• [ЗАДАНИЕ 1]:
Перескажите короче абзац отрывка о римской триадологии, который начинается словами «Так западные изображения Святой Троицы», и сохраните его главные положения.
• [ЗАДАНИЕ 2]:
Определите, согласуются ли с отрывком о римской триадологии следующие утверждения. Для каждого ответьте «да» или «нет» и приведите точную цитату, которая решает вопрос.
(a) Голубь в этих изображениях служит личным образом Духа Святого.
(b) Автор считает слово «ересь» вполне подходящим для таких изображений.
(c) Образы «Отечества» и «Новозаветной Троицы» способны представить равенство Лиц Святой Троицы.
• [ЗАДАНИЕ 3]:
Продолжите отрывок о римской триадологии, начав сразу после его последнего предложения.

• [ТЕКСТ ДЛЯ ЧТЕНИЯ]:
↓

Исходное положение римской триадологии — перенесение плана домостроительства во времени в план вневременного Божественного бытия — наглядно представляется преимущественно в двух образах: «Отечества» и «Новозаветной Троицы»[21]. Порядок Ипостасей во внутритроичном бытии отождествляется с порядком Их явления в мире, то есть первый понимается по аналогии со вторым. Такая транспозиция домостроительства во внутритроичное бытие стала нормой в западном богословии. Этот рассудочный подход характеризуется как «самодовлеющая метафизическая триадология»[22]. Два указанных образа являются попыткой показать не только троичность Божества, но и внутритроичные отношения, выражая основные положения филиоквистского богословия: Дух Святой есть связь любви между Отцом и Сыном (в новозаветной Троице) или исхождение Его от Отца и Сына «как от единого начала» («Отечество»). Здесь в Святую Троицу вводится не только антропоморфизм и зооморфизм (голубь как личный образ Духа Святого), но и возрастное, то есть временное, начало (Отец старше Сына). Но эти разрозненные фигуры, вырванные из разных контекстов и искусственно соединенные вместе, не представляют и не могут представлять ни равенства Лиц Святой Троицы (которого нет и в богословии), ни единства Их природы, а следовательно, не могут быть троичным образом.

Так западные изображения Святой Троицы наглядно выражают неприемлемое для Православия восприятие основного догмата христианства. И одни и те же слова, и само понятие «Святая Троица», оказывается, имеют совершенно различное значение и содержание. В римокатолических изображениях Святой Троицы выражается то, что невыразимо, изображается то, что неизобразимо. Здесь, по меткому замечанию одного из современных авторов, «видимое изображение того, что по существу невидимо, является [...] не только претенциозностью и безумием, но и ересью и богохульством потому, что это означает своевольное добавление к Откровению и домостроительству Божию, а в данном случае еще, кроме того, и ересь, утверждающую, будто бы Отец и Дух Святый воплотились»[23]. Слово ересь нам кажется не вполне подходящим: здесь скорее нагромождение и путаница понятий, часто действительно еретических, которую в лучшем случае можно назвать благочестивым варварством.

↑

• [ФРАГМЕНТ МАТЕРИАЛА]:
↓

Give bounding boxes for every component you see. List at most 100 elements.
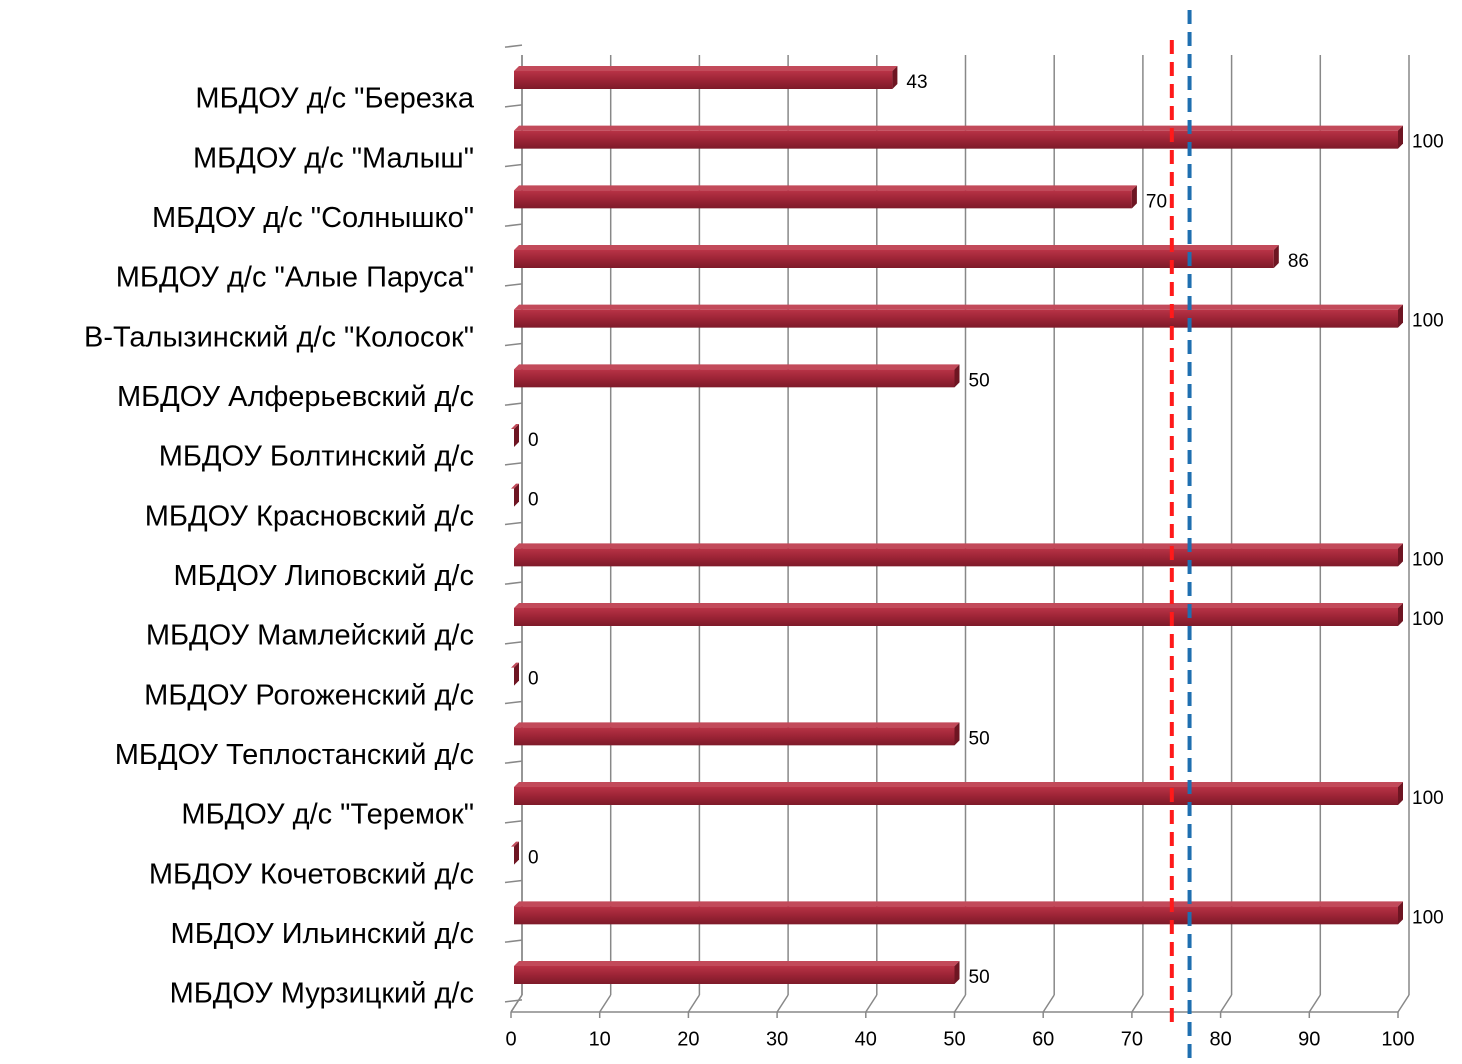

↑

• [ОТВЕТ 1]:
Западные изображения Святой Троицы выражают восприятие основного догмата христианства, неприемлемое для Православия. Одни и те же слова, включая понятие «Святая Троица», получают совершенно разный смысл. Римокатолические изображения пытаются выразить невыразимое и изобразить неизобразимое. Один из современных авторов называет такое изображение невидимого ересью и богохульством, поскольку оно своевольно дополняет Откровение и будто утверждает воплощение Отца и Духа Святого. Сам автор отрывка считает слово «ересь» не вполне подходящим. По его мнению, это скорее путаница понятий, которую в лучшем случае можно назвать благочестивым варварством.

• [ОТВЕТ 2]:
(a) Да: «зооморфизм (голубь как личный образ Духа Святого)».
(b) Нет: «Слово ересь нам кажется не вполне подходящим».
(c) Нет: «не представляют и не могут представлять ни равенства Лиц Святой Троицы».

• [ОТВЕТ 3]:
Как Православие, так и римокатоличество видит в Сошествии Святаго Духа установление Церкви. Праздник один и тот же, но понимание его и изображение совершенно различны.

Православная иконография Пятидесятницы очень далека от иллюстрации события, описанного в первой главе Деяний. Здесь все сосредоточено не столько на самом событии, сколько на его экклезиологическом содержании: передается строй Церкви, ее единство во множественности, по образу Божественного Триединства, в конкретной реальности круга двенадцати Апостолов[24].

Сошествие Святого Духа есть начало жизни Церкви как продолжающейся Пятидесятницы. С этого дня Духом Святым осуществляются в Церкви основные свойства троичного бытия — единство, святость, соборность; волей Святой Троицы и действием Святого Духа завершается исполнение нарушенного грехопадением замысла Превечного Совета — воссоздание человека и мира.

Характерной чертой православной иконы является отсутствие возглавления группы Апостолов. «Божественного Главу не может заменить для Тела — Церкви ни Ангел, ни тем более человек»[25]. Место во главе апостольского круга остается пустым и непосредственно композиционно связано с символическим небом, то есть с горним миром. Православная икона Пятидесятницы выражает непосредственную связь Церкви с ее троичным Первообразом, с одной стороны, и соотношение ее с миром — с другой (космос внизу иконы).

Западные изображения Пятидесятницы столь же разнообразны и произвольны, как и изображения Святой Троицы.

После иконоборческого периода, когда устанавливалась иконография Сошествия Святого Духа, еще сохраняется связь этого образа с экклезиологией; в этот период и вплоть до XIII века во главе апостольского круга (даже не всегда двенадцати) часто помещается Апостол Петр. Этим возглавлением уже выражается та экклезиология, которая впоследствии будет сформулирована в догматах вселенской юрисдикции и непогрешимости Римского папы. С XIII века, то есть с внедрения филиоквистской схоластики, наступает уже полный разрыв с преданием. В образе Пятидесятницы место Петра занимает Богоматерь, и связь этого образа с экклезиологией прекращается[26]. Изображения Сошествия Святого Духа принимают все более иллюстративный характер и ограничиваются внешним описанием событий (Деян. 1, 13—14). Здесь уже полный разрыв между богословием, духовной жизнью и художественным творчеством.

Начиная с Пятидесятницы, совершается Таинство Евхаристии, а следовательно, дается норма и общее направление всей жизни Церкви, в том числе и ее искусству.

С Пятидесятницы связь Таинства Евхаристии с образом становится отличительной чертой Православия. Поэтому соответствие образа Таинству, их соотношение и защищалось в период иконоборчества. Это было совсем не нововведение, а непрерывная преемственность вероучения и практики первохристианской Церкви[27].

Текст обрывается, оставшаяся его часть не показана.